* **WORK REQUIRED**
Show every line of the records below that contains the word "Copeland".

* **Records from a collection**

■ ■ ■ ■ ■

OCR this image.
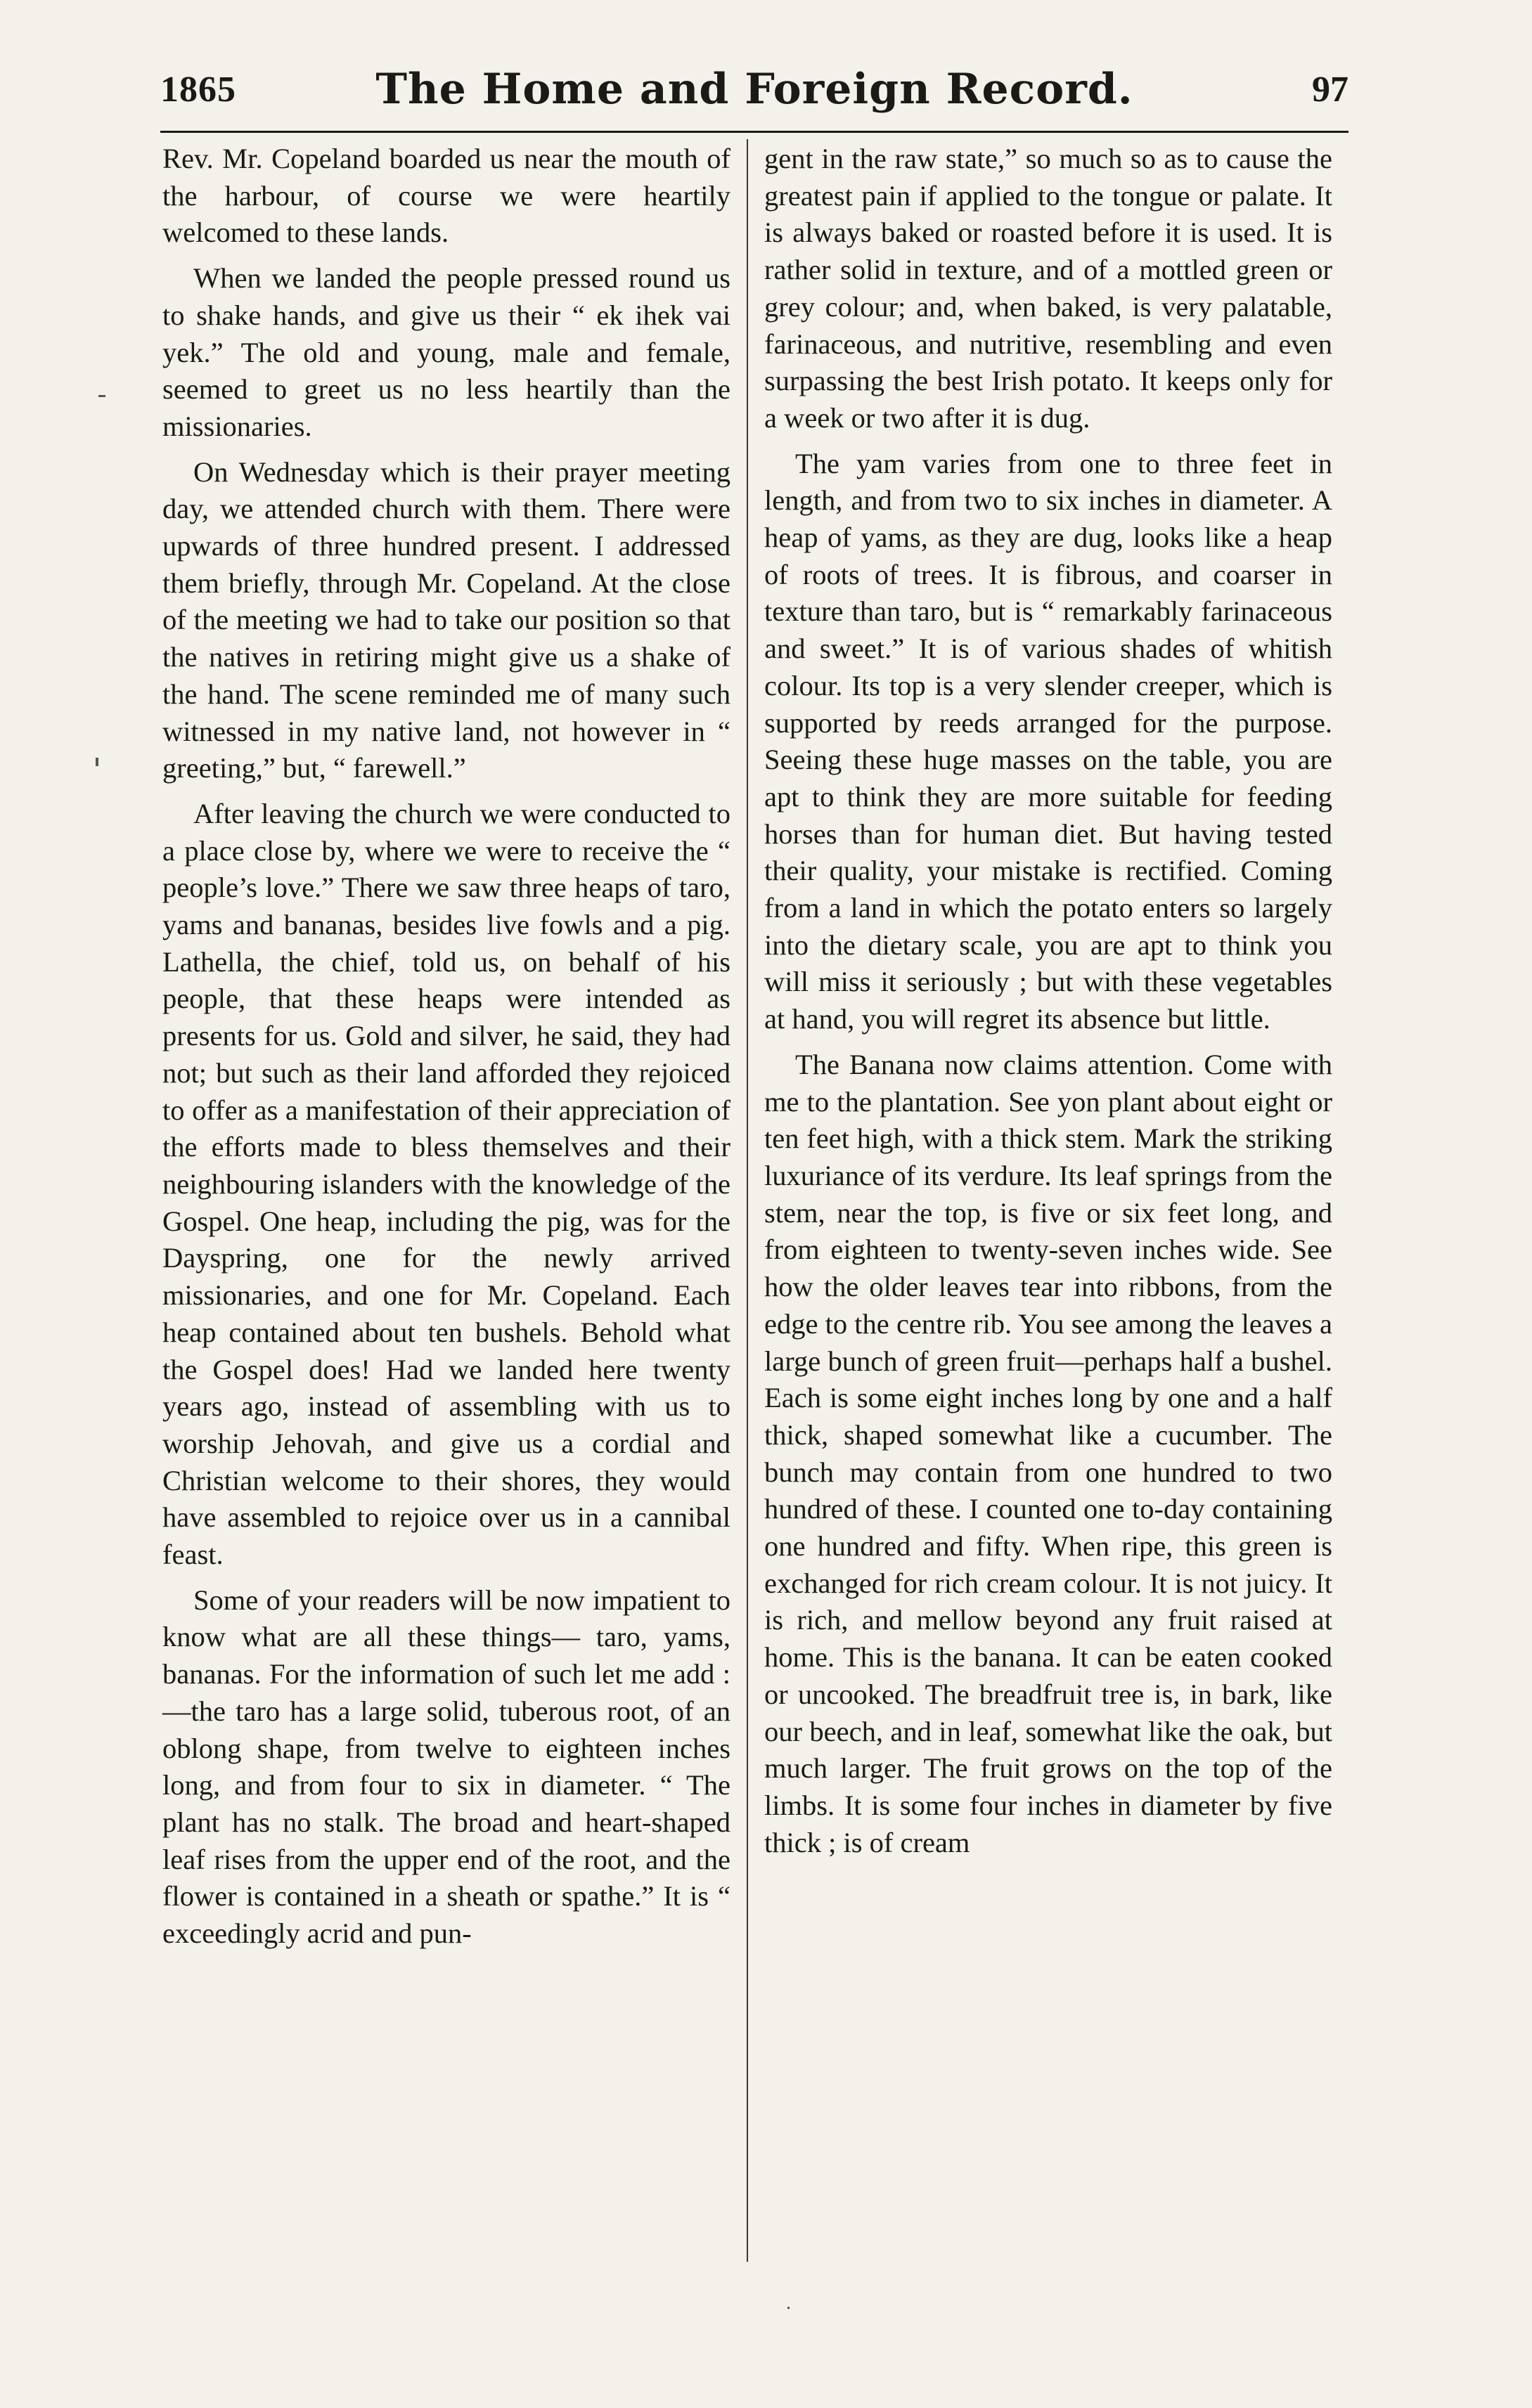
1865	The Home and Foreign Record.	97

Rev. Mr. Copeland boarded us near the mouth of the harbour, of course we were heartily welcomed to these lands.

When we landed the people pressed round us to shake hands, and give us their “ ek ihek vai yek.” The old and young, male and female, seemed to greet us no less heartily than the missionaries.

On Wednesday which is their prayer meeting day, we attended church with them. There were upwards of three hundred present. I addressed them briefly, through Mr. Copeland. At the close of the meeting we had to take our position so that the natives in retiring might give us a shake of the hand. The scene reminded me of many such witnessed in my native land, not however in “ greeting,” but, “ farewell.”

After leaving the church we were conducted to a place close by, where we were to receive the “ people’s love.” There we saw three heaps of taro, yams and bananas, besides live fowls and a pig. Lathella, the chief, told us, on behalf of his people, that these heaps were intended as presents for us. Gold and silver, he said, they had not; but such as their land afforded they rejoiced to offer as a manifestation of their appreciation of the efforts made to bless themselves and their neighbouring islanders with the knowledge of the Gospel. One heap, including the pig, was for the Dayspring, one for the newly arrived missionaries, and one for Mr. Copeland. Each heap contained about ten bushels. Behold what the Gospel does! Had we landed here twenty years ago, instead of assembling with us to worship Jehovah, and give us a cordial and Christian welcome to their shores, they would have assembled to rejoice over us in a cannibal feast.

Some of your readers will be now impatient to know what are all these things— taro, yams, bananas. For the information of such let me add :—the taro has a large solid, tuberous root, of an oblong shape, from twelve to eighteen inches long, and from four to six in diameter. “ The plant has no stalk. The broad and heart-shaped leaf rises from the upper end of the root, and the flower is contained in a sheath or spathe.” It is “ exceedingly acrid and pun-

gent in the raw state,” so much so as to cause the greatest pain if applied to the tongue or palate. It is always baked or roasted before it is used. It is rather solid in texture, and of a mottled green or grey colour; and, when baked, is very palatable, farinaceous, and nutritive, resembling and even surpassing the best Irish potato. It keeps only for a week or two after it is dug.

The yam varies from one to three feet in length, and from two to six inches in diameter. A heap of yams, as they are dug, looks like a heap of roots of trees. It is fibrous, and coarser in texture than taro, but is “ remarkably farinaceous and sweet.” It is of various shades of whitish colour. Its top is a very slender creeper, which is supported by reeds arranged for the purpose. Seeing these huge masses on the table, you are apt to think they are more suitable for feeding horses than for human diet. But having tested their quality, your mistake is rectified. Coming from a land in which the potato enters so largely into the dietary scale, you are apt to think you will miss it seriously ; but with these vegetables at hand, you will regret its absence but little.

The Banana now claims attention. Come with me to the plantation. See yon plant about eight or ten feet high, with a thick stem. Mark the striking luxuriance of its verdure. Its leaf springs from the stem, near the top, is five or six feet long, and from eighteen to twenty-seven inches wide. See how the older leaves tear into ribbons, from the edge to the centre rib. You see among the leaves a large bunch of green fruit—perhaps half a bushel. Each is some eight inches long by one and a half thick, shaped somewhat like a cucumber. The bunch may contain from one hundred to two hundred of these. I counted one to-day containing one hundred and fifty. When ripe, this green is exchanged for rich cream colour. It is not juicy. It is rich, and mellow beyond any fruit raised at home. This is the banana. It can be eaten cooked or uncooked. The breadfruit tree is, in bark, like our beech, and in leaf, somewhat like the oak, but much larger. The fruit grows on the top of the limbs. It is some four inches in diameter by five thick ; is of cream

■ ■ ■ ■ ■

* **SOLUTION FOR THIS PROBLEM**
Rev. Mr. Copeland boarded us near the mouth of the harbour, of course we were heartily welcomed to these lands.
On Wednesday which is their prayer meeting day, we attended church with them. There were upwards of three hundred present. I addressed them briefly, through Mr. Copeland. At the close of the meeting we had to take our position so that the natives in retiring might give us a shake of the hand. The scene reminded me of many such witnessed in my native land, not however in “ greeting,” but, “ farewell.”
After leaving the church we were conducted to a place close by, where we were to receive the “ people’s love.” There we saw three heaps of taro, yams and bananas, besides live fowls and a pig. Lathella, the chief, told us, on behalf of his people, that these heaps were intended as presents for us. Gold and silver, he said, they had not; but such as their land afforded they rejoiced to offer as a manifestation of their appreciation of the efforts made to bless themselves and their neighbouring islanders with the knowledge of the Gospel. One heap, including the pig, was for the Dayspring, one for the newly arrived missionaries, and one for Mr. Copeland. Each heap contained about ten bushels. Behold what the Gospel does! Had we landed here twenty years ago, instead of assembling with us to worship Jehovah, and give us a cordial and Christian welcome to their shores, they would have assembled to rejoice over us in a cannibal feast.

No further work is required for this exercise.